(Collected data entries)
##############################

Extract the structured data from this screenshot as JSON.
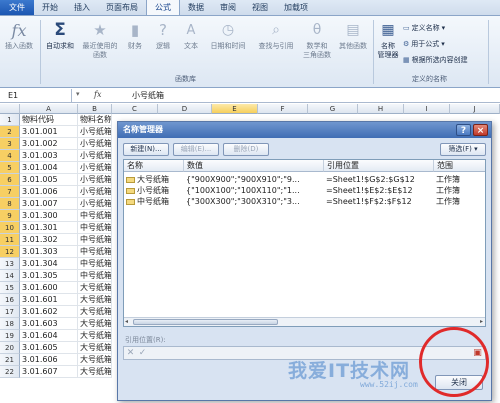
{
  "ribbon": {
    "tabs": [
      "文件",
      "开始",
      "插入",
      "页面布局",
      "公式",
      "数据",
      "审阅",
      "视图",
      "加载项"
    ],
    "active_tab": "公式",
    "buttons": [
      "插入函数",
      "自动求和",
      "最近使用的\n函数",
      "财务",
      "逻辑",
      "文本",
      "日期和时间",
      "查找与引用",
      "数学和\n三角函数",
      "其他函数",
      "名称\n管理器"
    ],
    "function_library_label": "函数库",
    "defined_names_label": "定义的名称",
    "define_name": "定义名称",
    "use_in_formula": "用于公式",
    "create_from_selection": "根据所选内容创建"
  },
  "formula_bar": {
    "name_box": "E1",
    "fx": "fx",
    "content": "小号纸箱"
  },
  "grid": {
    "columns": [
      "A",
      "B",
      "C",
      "D",
      "E",
      "F",
      "G",
      "H",
      "I",
      "J"
    ],
    "rows": [
      {
        "n": "1",
        "a": "物料代码",
        "b": "物料名称"
      },
      {
        "n": "2",
        "a": "3.01.001",
        "b": "小号纸箱"
      },
      {
        "n": "3",
        "a": "3.01.002",
        "b": "小号纸箱"
      },
      {
        "n": "4",
        "a": "3.01.003",
        "b": "小号纸箱"
      },
      {
        "n": "5",
        "a": "3.01.004",
        "b": "小号纸箱"
      },
      {
        "n": "6",
        "a": "3.01.005",
        "b": "小号纸箱"
      },
      {
        "n": "7",
        "a": "3.01.006",
        "b": "小号纸箱"
      },
      {
        "n": "8",
        "a": "3.01.007",
        "b": "小号纸箱"
      },
      {
        "n": "9",
        "a": "3.01.300",
        "b": "中号纸箱"
      },
      {
        "n": "10",
        "a": "3.01.301",
        "b": "中号纸箱"
      },
      {
        "n": "11",
        "a": "3.01.302",
        "b": "中号纸箱"
      },
      {
        "n": "12",
        "a": "3.01.303",
        "b": "中号纸箱"
      },
      {
        "n": "13",
        "a": "3.01.304",
        "b": "中号纸箱"
      },
      {
        "n": "14",
        "a": "3.01.305",
        "b": "中号纸箱"
      },
      {
        "n": "15",
        "a": "3.01.600",
        "b": "大号纸箱"
      },
      {
        "n": "16",
        "a": "3.01.601",
        "b": "大号纸箱"
      },
      {
        "n": "17",
        "a": "3.01.602",
        "b": "大号纸箱"
      },
      {
        "n": "18",
        "a": "3.01.603",
        "b": "大号纸箱"
      },
      {
        "n": "19",
        "a": "3.01.604",
        "b": "大号纸箱"
      },
      {
        "n": "20",
        "a": "3.01.605",
        "b": "大号纸箱"
      },
      {
        "n": "21",
        "a": "3.01.606",
        "b": "大号纸箱"
      },
      {
        "n": "22",
        "a": "3.01.607",
        "b": "大号纸箱"
      }
    ]
  },
  "dialog": {
    "title": "名称管理器",
    "help": "?",
    "close": "×",
    "new_button": "新建(N)...",
    "edit_button": "编辑(E)...",
    "delete_button": "删除(D)",
    "filter_button": "筛选(F) ▾",
    "headers": [
      "名称",
      "数值",
      "引用位置",
      "范围"
    ],
    "entries": [
      {
        "name": "大号纸箱",
        "value": "{\"900X900\";\"900X910\";\"9...",
        "ref": "=Sheet1!$G$2:$G$12",
        "scope": "工作簿"
      },
      {
        "name": "小号纸箱",
        "value": "{\"100X100\";\"100X110\";\"1...",
        "ref": "=Sheet1!$E$2:$E$12",
        "scope": "工作簿"
      },
      {
        "name": "中号纸箱",
        "value": "{\"300X300\";\"300X310\";\"3...",
        "ref": "=Sheet1!$F$2:$F$12",
        "scope": "工作簿"
      }
    ],
    "ref_label": "引用位置(R):",
    "close_button": "关闭"
  },
  "watermark": {
    "main": "我爱IT技术网",
    "sub": "www.52ij.com"
  }
}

##############################

Work to be completed ->
All of the entries above should be duplicated exactly, except for the pictures.

Task result ->
Extract the structured data from this screenshot as JSON.
{
  "ribbon": {
    "tabs": [
      "文件",
      "开始",
      "插入",
      "页面布局",
      "公式",
      "数据",
      "审阅",
      "视图",
      "加载项"
    ],
    "active_tab": "公式",
    "buttons": [
      "插入函数",
      "自动求和",
      "最近使用的\n函数",
      "财务",
      "逻辑",
      "文本",
      "日期和时间",
      "查找与引用",
      "数学和\n三角函数",
      "其他函数",
      "名称\n管理器"
    ],
    "function_library_label": "函数库",
    "defined_names_label": "定义的名称",
    "define_name": "定义名称",
    "use_in_formula": "用于公式",
    "create_from_selection": "根据所选内容创建"
  },
  "formula_bar": {
    "name_box": "E1",
    "fx": "fx",
    "content": "小号纸箱"
  },
  "grid": {
    "columns": [
      "A",
      "B",
      "C",
      "D",
      "E",
      "F",
      "G",
      "H",
      "I",
      "J"
    ],
    "rows": [
      {
        "n": "1",
        "a": "物料代码",
        "b": "物料名称"
      },
      {
        "n": "2",
        "a": "3.01.001",
        "b": "小号纸箱"
      },
      {
        "n": "3",
        "a": "3.01.002",
        "b": "小号纸箱"
      },
      {
        "n": "4",
        "a": "3.01.003",
        "b": "小号纸箱"
      },
      {
        "n": "5",
        "a": "3.01.004",
        "b": "小号纸箱"
      },
      {
        "n": "6",
        "a": "3.01.005",
        "b": "小号纸箱"
      },
      {
        "n": "7",
        "a": "3.01.006",
        "b": "小号纸箱"
      },
      {
        "n": "8",
        "a": "3.01.007",
        "b": "小号纸箱"
      },
      {
        "n": "9",
        "a": "3.01.300",
        "b": "中号纸箱"
      },
      {
        "n": "10",
        "a": "3.01.301",
        "b": "中号纸箱"
      },
      {
        "n": "11",
        "a": "3.01.302",
        "b": "中号纸箱"
      },
      {
        "n": "12",
        "a": "3.01.303",
        "b": "中号纸箱"
      },
      {
        "n": "13",
        "a": "3.01.304",
        "b": "中号纸箱"
      },
      {
        "n": "14",
        "a": "3.01.305",
        "b": "中号纸箱"
      },
      {
        "n": "15",
        "a": "3.01.600",
        "b": "大号纸箱"
      },
      {
        "n": "16",
        "a": "3.01.601",
        "b": "大号纸箱"
      },
      {
        "n": "17",
        "a": "3.01.602",
        "b": "大号纸箱"
      },
      {
        "n": "18",
        "a": "3.01.603",
        "b": "大号纸箱"
      },
      {
        "n": "19",
        "a": "3.01.604",
        "b": "大号纸箱"
      },
      {
        "n": "20",
        "a": "3.01.605",
        "b": "大号纸箱"
      },
      {
        "n": "21",
        "a": "3.01.606",
        "b": "大号纸箱"
      },
      {
        "n": "22",
        "a": "3.01.607",
        "b": "大号纸箱"
      }
    ]
  },
  "dialog": {
    "title": "名称管理器",
    "help": "?",
    "close": "×",
    "new_button": "新建(N)...",
    "edit_button": "编辑(E)...",
    "delete_button": "删除(D)",
    "filter_button": "筛选(F) ▾",
    "headers": [
      "名称",
      "数值",
      "引用位置",
      "范围"
    ],
    "entries": [
      {
        "name": "大号纸箱",
        "value": "{\"900X900\";\"900X910\";\"9...",
        "ref": "=Sheet1!$G$2:$G$12",
        "scope": "工作簿"
      },
      {
        "name": "小号纸箱",
        "value": "{\"100X100\";\"100X110\";\"1...",
        "ref": "=Sheet1!$E$2:$E$12",
        "scope": "工作簿"
      },
      {
        "name": "中号纸箱",
        "value": "{\"300X300\";\"300X310\";\"3...",
        "ref": "=Sheet1!$F$2:$F$12",
        "scope": "工作簿"
      }
    ],
    "ref_label": "引用位置(R):",
    "close_button": "关闭"
  },
  "watermark": {
    "main": "我爱IT技术网",
    "sub": "www.52ij.com"
  }
}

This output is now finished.